_WHAT YOU NEED TO DO_. Check each line of the records below and collect those holding "trois".

[Recorded data]
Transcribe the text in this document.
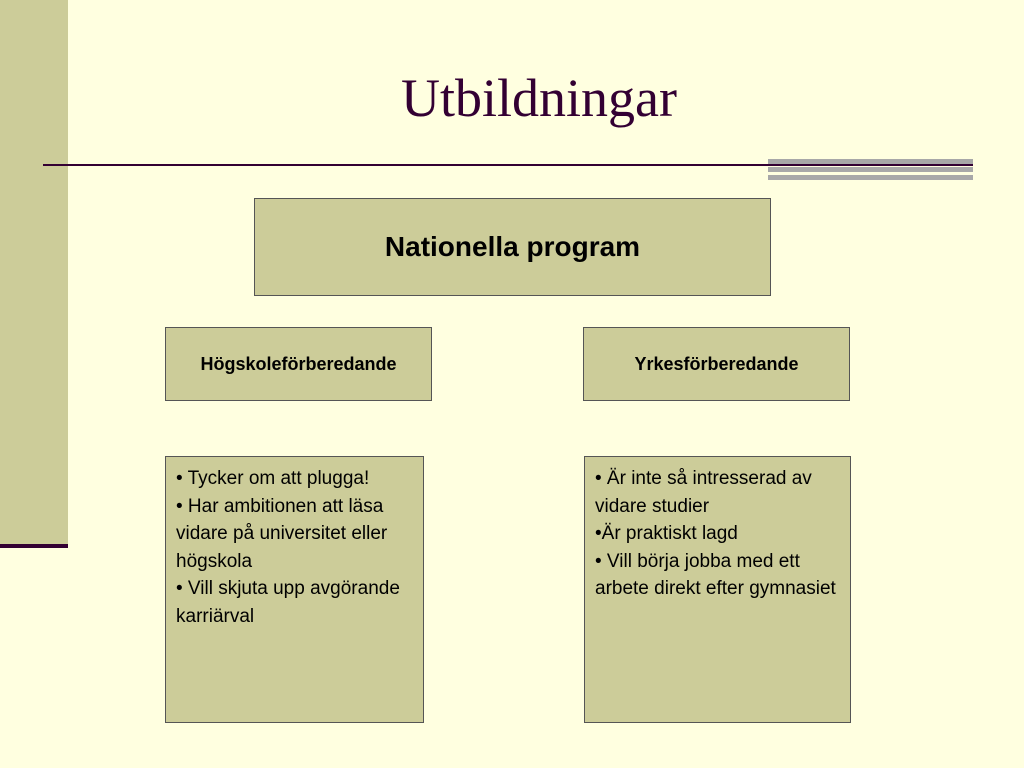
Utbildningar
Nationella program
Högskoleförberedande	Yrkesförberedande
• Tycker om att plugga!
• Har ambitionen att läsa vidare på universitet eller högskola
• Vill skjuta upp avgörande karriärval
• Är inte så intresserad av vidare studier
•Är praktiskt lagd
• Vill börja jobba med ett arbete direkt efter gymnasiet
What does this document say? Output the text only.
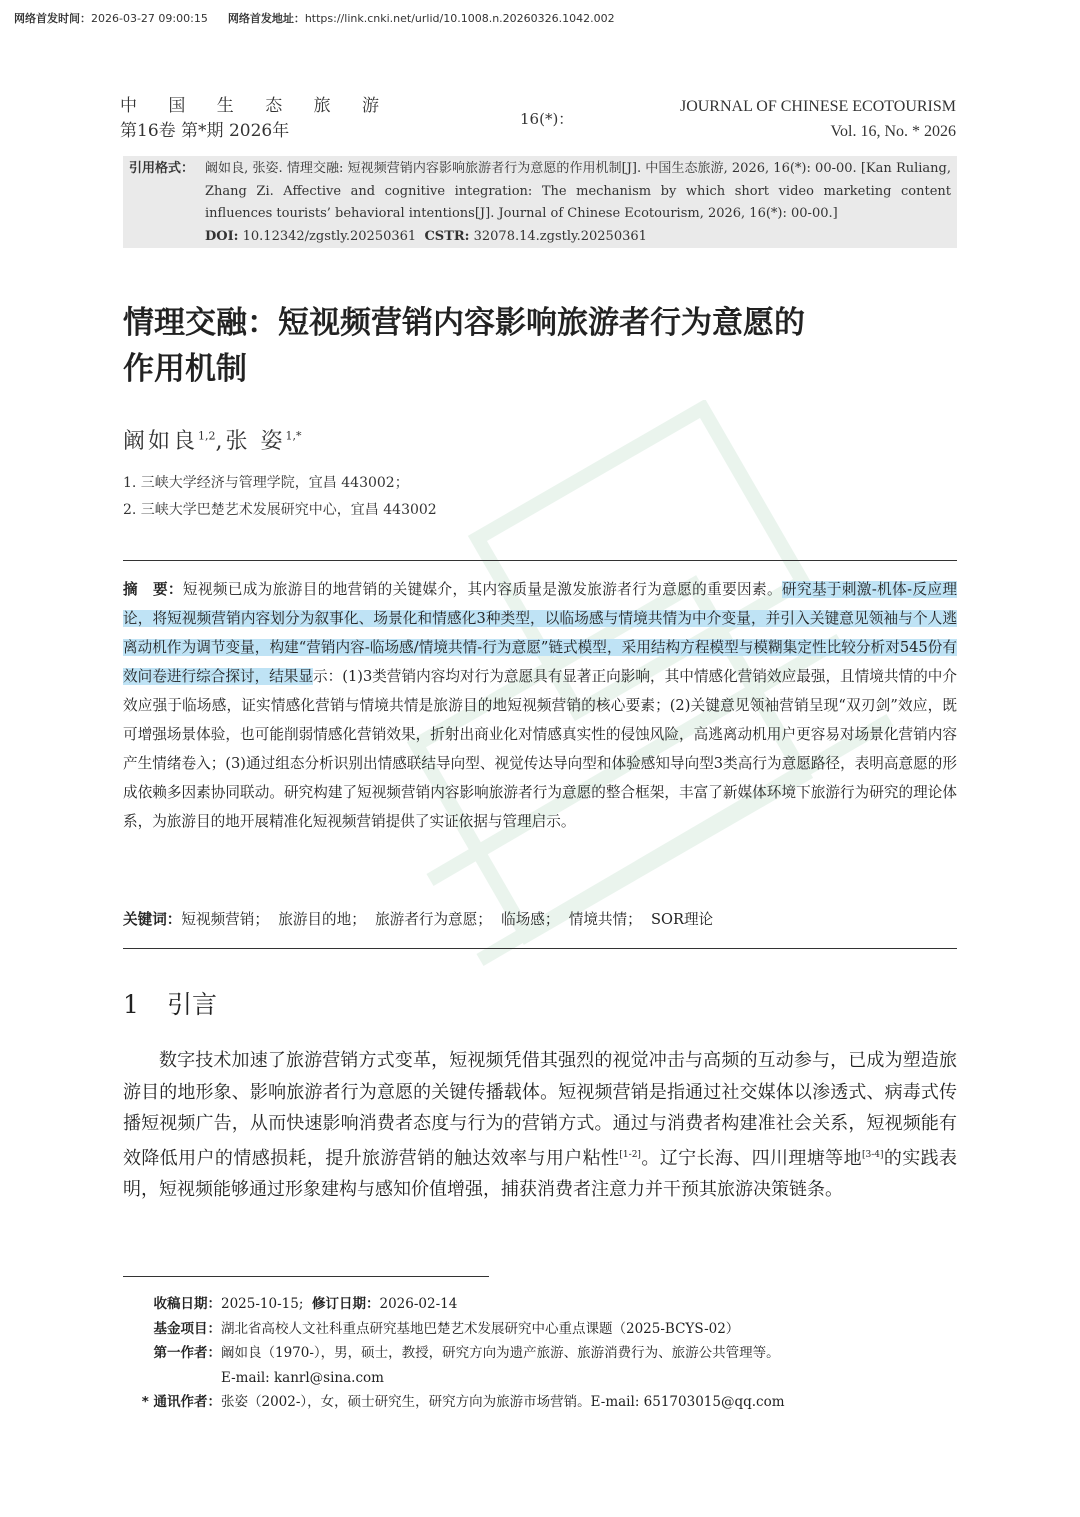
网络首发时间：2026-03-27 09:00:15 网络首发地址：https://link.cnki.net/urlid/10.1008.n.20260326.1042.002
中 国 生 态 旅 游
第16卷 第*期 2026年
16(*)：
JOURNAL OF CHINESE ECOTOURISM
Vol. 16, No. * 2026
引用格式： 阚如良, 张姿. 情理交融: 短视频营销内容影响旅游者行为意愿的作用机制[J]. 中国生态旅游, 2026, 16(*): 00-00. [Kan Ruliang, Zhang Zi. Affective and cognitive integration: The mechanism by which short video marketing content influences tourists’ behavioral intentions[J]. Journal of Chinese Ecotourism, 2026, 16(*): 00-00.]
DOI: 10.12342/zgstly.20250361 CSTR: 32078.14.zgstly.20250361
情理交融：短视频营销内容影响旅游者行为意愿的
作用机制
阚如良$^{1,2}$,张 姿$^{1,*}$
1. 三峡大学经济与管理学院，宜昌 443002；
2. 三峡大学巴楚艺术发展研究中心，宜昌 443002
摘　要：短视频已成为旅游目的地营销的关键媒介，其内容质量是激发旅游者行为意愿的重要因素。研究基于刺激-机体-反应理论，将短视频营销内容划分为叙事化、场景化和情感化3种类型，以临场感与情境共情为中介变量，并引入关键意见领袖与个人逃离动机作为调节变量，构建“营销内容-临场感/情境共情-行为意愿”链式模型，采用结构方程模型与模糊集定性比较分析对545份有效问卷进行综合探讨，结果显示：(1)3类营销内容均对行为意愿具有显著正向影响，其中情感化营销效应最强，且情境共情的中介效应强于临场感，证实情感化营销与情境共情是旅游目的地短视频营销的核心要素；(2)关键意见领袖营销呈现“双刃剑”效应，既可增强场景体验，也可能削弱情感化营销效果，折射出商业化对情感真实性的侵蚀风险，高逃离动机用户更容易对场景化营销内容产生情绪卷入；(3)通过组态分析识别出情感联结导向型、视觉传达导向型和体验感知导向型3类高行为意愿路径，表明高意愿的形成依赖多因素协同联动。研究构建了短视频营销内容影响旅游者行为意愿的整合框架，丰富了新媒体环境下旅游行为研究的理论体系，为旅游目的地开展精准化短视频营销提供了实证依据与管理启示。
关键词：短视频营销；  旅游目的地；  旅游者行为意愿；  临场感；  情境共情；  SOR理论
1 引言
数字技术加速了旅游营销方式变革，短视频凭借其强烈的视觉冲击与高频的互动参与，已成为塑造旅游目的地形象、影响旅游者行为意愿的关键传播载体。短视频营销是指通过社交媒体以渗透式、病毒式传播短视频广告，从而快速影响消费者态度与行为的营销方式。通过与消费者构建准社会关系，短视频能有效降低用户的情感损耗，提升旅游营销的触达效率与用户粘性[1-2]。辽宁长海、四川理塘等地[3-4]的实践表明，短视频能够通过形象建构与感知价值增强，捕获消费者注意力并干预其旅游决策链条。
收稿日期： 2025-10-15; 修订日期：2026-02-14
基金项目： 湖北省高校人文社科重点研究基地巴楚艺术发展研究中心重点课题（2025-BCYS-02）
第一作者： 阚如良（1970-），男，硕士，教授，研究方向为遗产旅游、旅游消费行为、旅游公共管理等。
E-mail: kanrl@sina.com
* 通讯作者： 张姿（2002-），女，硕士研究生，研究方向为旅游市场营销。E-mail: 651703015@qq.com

--

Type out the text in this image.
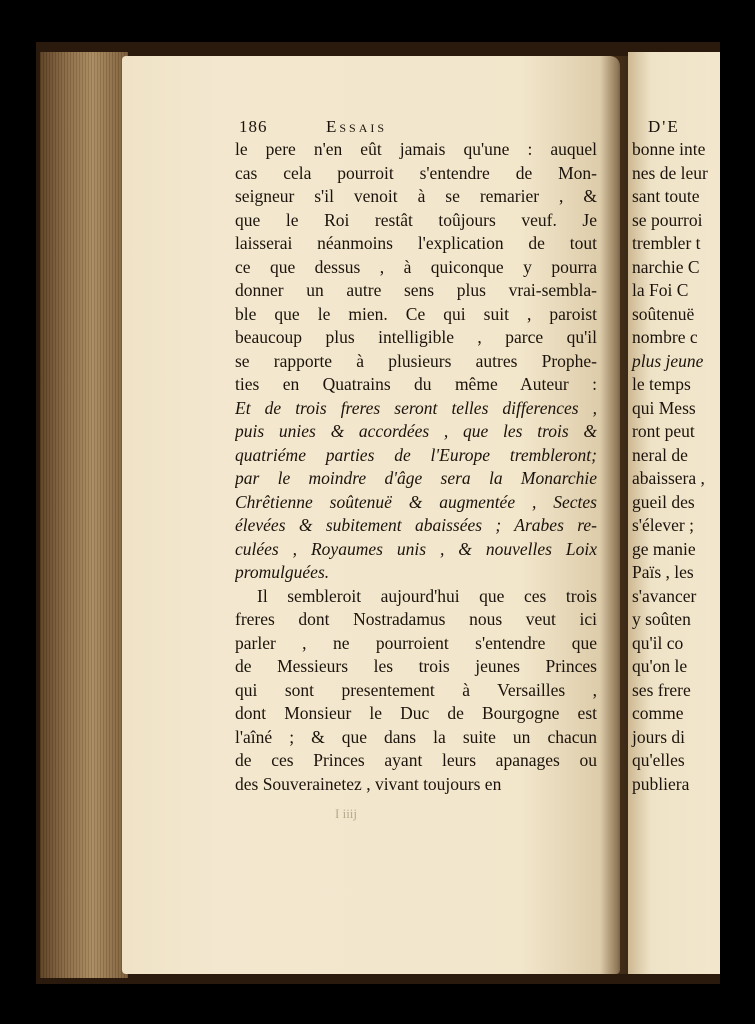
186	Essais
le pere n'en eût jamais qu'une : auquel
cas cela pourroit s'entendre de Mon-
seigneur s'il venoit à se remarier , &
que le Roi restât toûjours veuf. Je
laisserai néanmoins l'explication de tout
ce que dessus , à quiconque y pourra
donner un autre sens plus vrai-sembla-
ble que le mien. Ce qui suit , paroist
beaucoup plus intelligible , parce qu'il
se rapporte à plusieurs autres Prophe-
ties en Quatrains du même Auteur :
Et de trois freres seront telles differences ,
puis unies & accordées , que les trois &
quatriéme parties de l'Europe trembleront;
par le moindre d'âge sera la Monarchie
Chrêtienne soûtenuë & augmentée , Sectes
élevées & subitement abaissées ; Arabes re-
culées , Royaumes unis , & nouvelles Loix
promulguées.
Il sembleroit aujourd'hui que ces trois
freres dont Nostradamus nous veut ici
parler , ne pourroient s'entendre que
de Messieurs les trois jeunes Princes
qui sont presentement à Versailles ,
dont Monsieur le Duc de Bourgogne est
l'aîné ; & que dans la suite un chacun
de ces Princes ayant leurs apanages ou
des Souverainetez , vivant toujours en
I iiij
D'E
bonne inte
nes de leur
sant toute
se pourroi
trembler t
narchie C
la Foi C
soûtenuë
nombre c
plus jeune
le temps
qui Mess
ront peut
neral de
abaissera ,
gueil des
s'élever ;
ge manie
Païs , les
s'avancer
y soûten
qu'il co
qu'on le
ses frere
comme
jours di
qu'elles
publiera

_SOLUTION TO THE PROBLEM_.
Et de trois freres seront telles differences ,
puis unies & accordées , que les trois &
Il sembleroit aujourd'hui que ces trois
de Messieurs les trois jeunes Princes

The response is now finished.